- Aim of the exercise
Transcribe the material in full, exactly as written.

Records about charts and figures:
* * *

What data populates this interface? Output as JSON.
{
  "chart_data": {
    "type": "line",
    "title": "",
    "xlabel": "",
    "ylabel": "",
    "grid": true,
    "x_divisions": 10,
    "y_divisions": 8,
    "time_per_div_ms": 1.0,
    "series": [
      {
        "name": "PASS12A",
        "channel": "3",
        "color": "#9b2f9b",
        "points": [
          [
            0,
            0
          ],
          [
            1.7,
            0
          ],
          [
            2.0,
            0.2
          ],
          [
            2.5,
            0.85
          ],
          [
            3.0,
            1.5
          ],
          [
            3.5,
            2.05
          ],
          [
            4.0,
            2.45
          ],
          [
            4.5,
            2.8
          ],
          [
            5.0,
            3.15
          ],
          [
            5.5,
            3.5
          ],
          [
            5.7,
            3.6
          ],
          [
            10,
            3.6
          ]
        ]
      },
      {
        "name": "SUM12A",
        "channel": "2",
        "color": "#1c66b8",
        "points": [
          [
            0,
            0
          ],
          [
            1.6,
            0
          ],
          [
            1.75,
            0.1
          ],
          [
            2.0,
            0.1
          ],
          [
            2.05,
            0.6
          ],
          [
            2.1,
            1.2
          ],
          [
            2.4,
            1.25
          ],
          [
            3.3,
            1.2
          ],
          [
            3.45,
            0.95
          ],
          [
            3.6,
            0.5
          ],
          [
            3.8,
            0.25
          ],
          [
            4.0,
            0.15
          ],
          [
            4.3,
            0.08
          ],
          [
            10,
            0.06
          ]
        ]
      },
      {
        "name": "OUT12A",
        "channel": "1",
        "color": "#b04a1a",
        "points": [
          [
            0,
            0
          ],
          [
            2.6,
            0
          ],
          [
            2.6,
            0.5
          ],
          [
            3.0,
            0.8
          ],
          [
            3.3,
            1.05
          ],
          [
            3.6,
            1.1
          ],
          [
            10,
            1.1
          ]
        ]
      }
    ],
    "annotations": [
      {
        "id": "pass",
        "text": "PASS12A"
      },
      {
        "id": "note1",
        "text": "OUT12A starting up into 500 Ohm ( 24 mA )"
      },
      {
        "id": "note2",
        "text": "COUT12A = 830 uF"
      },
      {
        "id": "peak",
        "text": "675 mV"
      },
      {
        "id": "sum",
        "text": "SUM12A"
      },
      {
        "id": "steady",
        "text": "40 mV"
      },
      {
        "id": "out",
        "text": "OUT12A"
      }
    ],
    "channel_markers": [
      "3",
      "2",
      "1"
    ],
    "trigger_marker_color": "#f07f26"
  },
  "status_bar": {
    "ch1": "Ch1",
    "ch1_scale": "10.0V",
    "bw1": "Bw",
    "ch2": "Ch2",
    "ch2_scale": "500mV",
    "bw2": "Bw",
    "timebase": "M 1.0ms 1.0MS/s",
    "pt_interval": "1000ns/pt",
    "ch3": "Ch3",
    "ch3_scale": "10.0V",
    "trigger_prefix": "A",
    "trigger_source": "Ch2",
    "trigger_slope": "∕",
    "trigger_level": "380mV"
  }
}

* * *

- Expected answer
What data populates this interface? Output as JSON.
{
  "chart_data": {
    "type": "line",
    "title": "",
    "xlabel": "",
    "ylabel": "",
    "grid": true,
    "x_divisions": 10,
    "y_divisions": 8,
    "time_per_div_ms": 1.0,
    "series": [
      {
        "name": "PASS12A",
        "channel": "3",
        "color": "#9b2f9b",
        "points": [
          [
            0,
            0
          ],
          [
            1.7,
            0
          ],
          [
            2.0,
            0.2
          ],
          [
            2.5,
            0.85
          ],
          [
            3.0,
            1.5
          ],
          [
            3.5,
            2.05
          ],
          [
            4.0,
            2.45
          ],
          [
            4.5,
            2.8
          ],
          [
            5.0,
            3.15
          ],
          [
            5.5,
            3.5
          ],
          [
            5.7,
            3.6
          ],
          [
            10,
            3.6
          ]
        ]
      },
      {
        "name": "SUM12A",
        "channel": "2",
        "color": "#1c66b8",
        "points": [
          [
            0,
            0
          ],
          [
            1.6,
            0
          ],
          [
            1.75,
            0.1
          ],
          [
            2.0,
            0.1
          ],
          [
            2.05,
            0.6
          ],
          [
            2.1,
            1.2
          ],
          [
            2.4,
            1.25
          ],
          [
            3.3,
            1.2
          ],
          [
            3.45,
            0.95
          ],
          [
            3.6,
            0.5
          ],
          [
            3.8,
            0.25
          ],
          [
            4.0,
            0.15
          ],
          [
            4.3,
            0.08
          ],
          [
            10,
            0.06
          ]
        ]
      },
      {
        "name": "OUT12A",
        "channel": "1",
        "color": "#b04a1a",
        "points": [
          [
            0,
            0
          ],
          [
            2.6,
            0
          ],
          [
            2.6,
            0.5
          ],
          [
            3.0,
            0.8
          ],
          [
            3.3,
            1.05
          ],
          [
            3.6,
            1.1
          ],
          [
            10,
            1.1
          ]
        ]
      }
    ],
    "annotations": [
      {
        "id": "pass",
        "text": "PASS12A"
      },
      {
        "id": "note1",
        "text": "OUT12A starting up into 500 Ohm ( 24 mA )"
      },
      {
        "id": "note2",
        "text": "COUT12A = 830 uF"
      },
      {
        "id": "peak",
        "text": "675 mV"
      },
      {
        "id": "sum",
        "text": "SUM12A"
      },
      {
        "id": "steady",
        "text": "40 mV"
      },
      {
        "id": "out",
        "text": "OUT12A"
      }
    ],
    "channel_markers": [
      "3",
      "2",
      "1"
    ],
    "trigger_marker_color": "#f07f26"
  },
  "status_bar": {
    "ch1": "Ch1",
    "ch1_scale": "10.0V",
    "bw1": "Bw",
    "ch2": "Ch2",
    "ch2_scale": "500mV",
    "bw2": "Bw",
    "timebase": "M 1.0ms 1.0MS/s",
    "pt_interval": "1000ns/pt",
    "ch3": "Ch3",
    "ch3_scale": "10.0V",
    "trigger_prefix": "A",
    "trigger_source": "Ch2",
    "trigger_slope": "∕",
    "trigger_level": "380mV"
  }
}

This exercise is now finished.